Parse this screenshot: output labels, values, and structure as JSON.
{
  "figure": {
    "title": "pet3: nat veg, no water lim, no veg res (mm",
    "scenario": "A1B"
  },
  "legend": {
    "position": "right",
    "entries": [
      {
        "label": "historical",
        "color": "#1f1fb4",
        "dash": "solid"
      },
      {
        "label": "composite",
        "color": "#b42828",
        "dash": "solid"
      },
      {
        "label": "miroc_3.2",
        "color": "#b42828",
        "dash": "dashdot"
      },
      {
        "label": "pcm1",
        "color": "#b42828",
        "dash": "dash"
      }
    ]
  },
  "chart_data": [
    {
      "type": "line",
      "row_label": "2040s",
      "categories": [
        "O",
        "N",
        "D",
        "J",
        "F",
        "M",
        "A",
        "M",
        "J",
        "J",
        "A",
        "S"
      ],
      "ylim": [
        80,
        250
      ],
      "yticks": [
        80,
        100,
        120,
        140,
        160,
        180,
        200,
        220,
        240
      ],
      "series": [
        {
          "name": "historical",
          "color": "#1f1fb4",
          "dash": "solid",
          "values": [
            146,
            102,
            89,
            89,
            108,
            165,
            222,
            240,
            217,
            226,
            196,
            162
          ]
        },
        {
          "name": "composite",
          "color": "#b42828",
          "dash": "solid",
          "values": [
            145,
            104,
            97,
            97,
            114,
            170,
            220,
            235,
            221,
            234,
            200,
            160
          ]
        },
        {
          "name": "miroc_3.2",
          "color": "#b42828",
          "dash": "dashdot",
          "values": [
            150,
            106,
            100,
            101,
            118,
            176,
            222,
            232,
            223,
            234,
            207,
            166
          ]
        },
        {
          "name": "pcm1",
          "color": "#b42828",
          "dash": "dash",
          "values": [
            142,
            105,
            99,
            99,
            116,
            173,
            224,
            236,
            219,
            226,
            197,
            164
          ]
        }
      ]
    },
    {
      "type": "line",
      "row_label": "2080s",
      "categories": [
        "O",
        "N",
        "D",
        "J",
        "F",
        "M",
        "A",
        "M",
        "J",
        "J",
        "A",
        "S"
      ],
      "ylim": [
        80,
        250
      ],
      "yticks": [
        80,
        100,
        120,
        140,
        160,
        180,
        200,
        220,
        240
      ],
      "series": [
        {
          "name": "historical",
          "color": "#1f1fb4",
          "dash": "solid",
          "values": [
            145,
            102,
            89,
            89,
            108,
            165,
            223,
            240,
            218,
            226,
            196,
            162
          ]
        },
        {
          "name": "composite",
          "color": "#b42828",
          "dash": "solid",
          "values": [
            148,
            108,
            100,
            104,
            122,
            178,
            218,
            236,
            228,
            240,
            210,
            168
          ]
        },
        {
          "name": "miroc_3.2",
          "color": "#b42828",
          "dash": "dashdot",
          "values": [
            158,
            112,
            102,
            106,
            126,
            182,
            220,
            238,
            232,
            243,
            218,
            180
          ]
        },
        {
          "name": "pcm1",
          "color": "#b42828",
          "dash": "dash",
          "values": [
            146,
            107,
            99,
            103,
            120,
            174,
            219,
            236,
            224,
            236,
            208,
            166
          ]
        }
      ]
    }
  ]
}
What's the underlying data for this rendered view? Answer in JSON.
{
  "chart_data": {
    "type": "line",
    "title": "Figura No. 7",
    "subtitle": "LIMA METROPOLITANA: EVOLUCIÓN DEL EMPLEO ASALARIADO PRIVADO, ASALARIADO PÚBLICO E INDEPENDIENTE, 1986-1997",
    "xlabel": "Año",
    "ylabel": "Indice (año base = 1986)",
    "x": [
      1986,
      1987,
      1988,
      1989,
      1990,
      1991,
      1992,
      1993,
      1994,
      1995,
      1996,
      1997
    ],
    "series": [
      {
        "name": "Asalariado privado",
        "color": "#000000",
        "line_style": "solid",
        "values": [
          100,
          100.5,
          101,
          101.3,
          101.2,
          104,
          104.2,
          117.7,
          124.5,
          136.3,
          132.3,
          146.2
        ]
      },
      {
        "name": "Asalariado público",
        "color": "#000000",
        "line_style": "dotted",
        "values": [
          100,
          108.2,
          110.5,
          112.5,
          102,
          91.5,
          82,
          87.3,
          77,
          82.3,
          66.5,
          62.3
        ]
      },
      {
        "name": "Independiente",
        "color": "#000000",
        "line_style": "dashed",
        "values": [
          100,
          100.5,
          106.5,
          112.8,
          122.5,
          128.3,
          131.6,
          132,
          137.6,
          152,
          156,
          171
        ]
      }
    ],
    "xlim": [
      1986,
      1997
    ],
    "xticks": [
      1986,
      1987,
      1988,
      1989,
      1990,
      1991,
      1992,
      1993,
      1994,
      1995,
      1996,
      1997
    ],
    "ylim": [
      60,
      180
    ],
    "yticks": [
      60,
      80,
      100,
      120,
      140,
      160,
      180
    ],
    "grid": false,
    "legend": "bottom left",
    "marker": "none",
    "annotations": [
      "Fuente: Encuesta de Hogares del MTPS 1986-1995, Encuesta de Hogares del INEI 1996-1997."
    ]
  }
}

+===+

» WHAT IS REQUIRED: Quote the material exactly, leaving nothing out.

» RESULT:
Parse this screenshot: output labels, values, and structure as JSON.
{
  "figure": {
    "title": "pet3: nat veg, no water lim, no veg res (mm",
    "scenario": "A1B"
  },
  "legend": {
    "position": "right",
    "entries": [
      {
        "label": "historical",
        "color": "#1f1fb4",
        "dash": "solid"
      },
      {
        "label": "composite",
        "color": "#b42828",
        "dash": "solid"
      },
      {
        "label": "miroc_3.2",
        "color": "#b42828",
        "dash": "dashdot"
      },
      {
        "label": "pcm1",
        "color": "#b42828",
        "dash": "dash"
      }
    ]
  },
  "chart_data": [
    {
      "type": "line",
      "row_label": "2040s",
      "categories": [
        "O",
        "N",
        "D",
        "J",
        "F",
        "M",
        "A",
        "M",
        "J",
        "J",
        "A",
        "S"
      ],
      "ylim": [
        80,
        250
      ],
      "yticks": [
        80,
        100,
        120,
        140,
        160,
        180,
        200,
        220,
        240
      ],
      "series": [
        {
          "name": "historical",
          "color": "#1f1fb4",
          "dash": "solid",
          "values": [
            146,
            102,
            89,
            89,
            108,
            165,
            222,
            240,
            217,
            226,
            196,
            162
          ]
        },
        {
          "name": "composite",
          "color": "#b42828",
          "dash": "solid",
          "values": [
            145,
            104,
            97,
            97,
            114,
            170,
            220,
            235,
            221,
            234,
            200,
            160
          ]
        },
        {
          "name": "miroc_3.2",
          "color": "#b42828",
          "dash": "dashdot",
          "values": [
            150,
            106,
            100,
            101,
            118,
            176,
            222,
            232,
            223,
            234,
            207,
            166
          ]
        },
        {
          "name": "pcm1",
          "color": "#b42828",
          "dash": "dash",
          "values": [
            142,
            105,
            99,
            99,
            116,
            173,
            224,
            236,
            219,
            226,
            197,
            164
          ]
        }
      ]
    },
    {
      "type": "line",
      "row_label": "2080s",
      "categories": [
        "O",
        "N",
        "D",
        "J",
        "F",
        "M",
        "A",
        "M",
        "J",
        "J",
        "A",
        "S"
      ],
      "ylim": [
        80,
        250
      ],
      "yticks": [
        80,
        100,
        120,
        140,
        160,
        180,
        200,
        220,
        240
      ],
      "series": [
        {
          "name": "historical",
          "color": "#1f1fb4",
          "dash": "solid",
          "values": [
            145,
            102,
            89,
            89,
            108,
            165,
            223,
            240,
            218,
            226,
            196,
            162
          ]
        },
        {
          "name": "composite",
          "color": "#b42828",
          "dash": "solid",
          "values": [
            148,
            108,
            100,
            104,
            122,
            178,
            218,
            236,
            228,
            240,
            210,
            168
          ]
        },
        {
          "name": "miroc_3.2",
          "color": "#b42828",
          "dash": "dashdot",
          "values": [
            158,
            112,
            102,
            106,
            126,
            182,
            220,
            238,
            232,
            243,
            218,
            180
          ]
        },
        {
          "name": "pcm1",
          "color": "#b42828",
          "dash": "dash",
          "values": [
            146,
            107,
            99,
            103,
            120,
            174,
            219,
            236,
            224,
            236,
            208,
            166
          ]
        }
      ]
    }
  ]
}
What's the underlying data for this rendered view? Answer in JSON.
{
  "chart_data": {
    "type": "line",
    "title": "Figura No. 7",
    "subtitle": "LIMA METROPOLITANA: EVOLUCIÓN DEL EMPLEO ASALARIADO PRIVADO, ASALARIADO PÚBLICO E INDEPENDIENTE, 1986-1997",
    "xlabel": "Año",
    "ylabel": "Indice (año base = 1986)",
    "x": [
      1986,
      1987,
      1988,
      1989,
      1990,
      1991,
      1992,
      1993,
      1994,
      1995,
      1996,
      1997
    ],
    "series": [
      {
        "name": "Asalariado privado",
        "color": "#000000",
        "line_style": "solid",
        "values": [
          100,
          100.5,
          101,
          101.3,
          101.2,
          104,
          104.2,
          117.7,
          124.5,
          136.3,
          132.3,
          146.2
        ]
      },
      {
        "name": "Asalariado público",
        "color": "#000000",
        "line_style": "dotted",
        "values": [
          100,
          108.2,
          110.5,
          112.5,
          102,
          91.5,
          82,
          87.3,
          77,
          82.3,
          66.5,
          62.3
        ]
      },
      {
        "name": "Independiente",
        "color": "#000000",
        "line_style": "dashed",
        "values": [
          100,
          100.5,
          106.5,
          112.8,
          122.5,
          128.3,
          131.6,
          132,
          137.6,
          152,
          156,
          171
        ]
      }
    ],
    "xlim": [
      1986,
      1997
    ],
    "xticks": [
      1986,
      1987,
      1988,
      1989,
      1990,
      1991,
      1992,
      1993,
      1994,
      1995,
      1996,
      1997
    ],
    "ylim": [
      60,
      180
    ],
    "yticks": [
      60,
      80,
      100,
      120,
      140,
      160,
      180
    ],
    "grid": false,
    "legend": "bottom left",
    "marker": "none",
    "annotations": [
      "Fuente: Encuesta de Hogares del MTPS 1986-1995, Encuesta de Hogares del INEI 1996-1997."
    ]
  }
}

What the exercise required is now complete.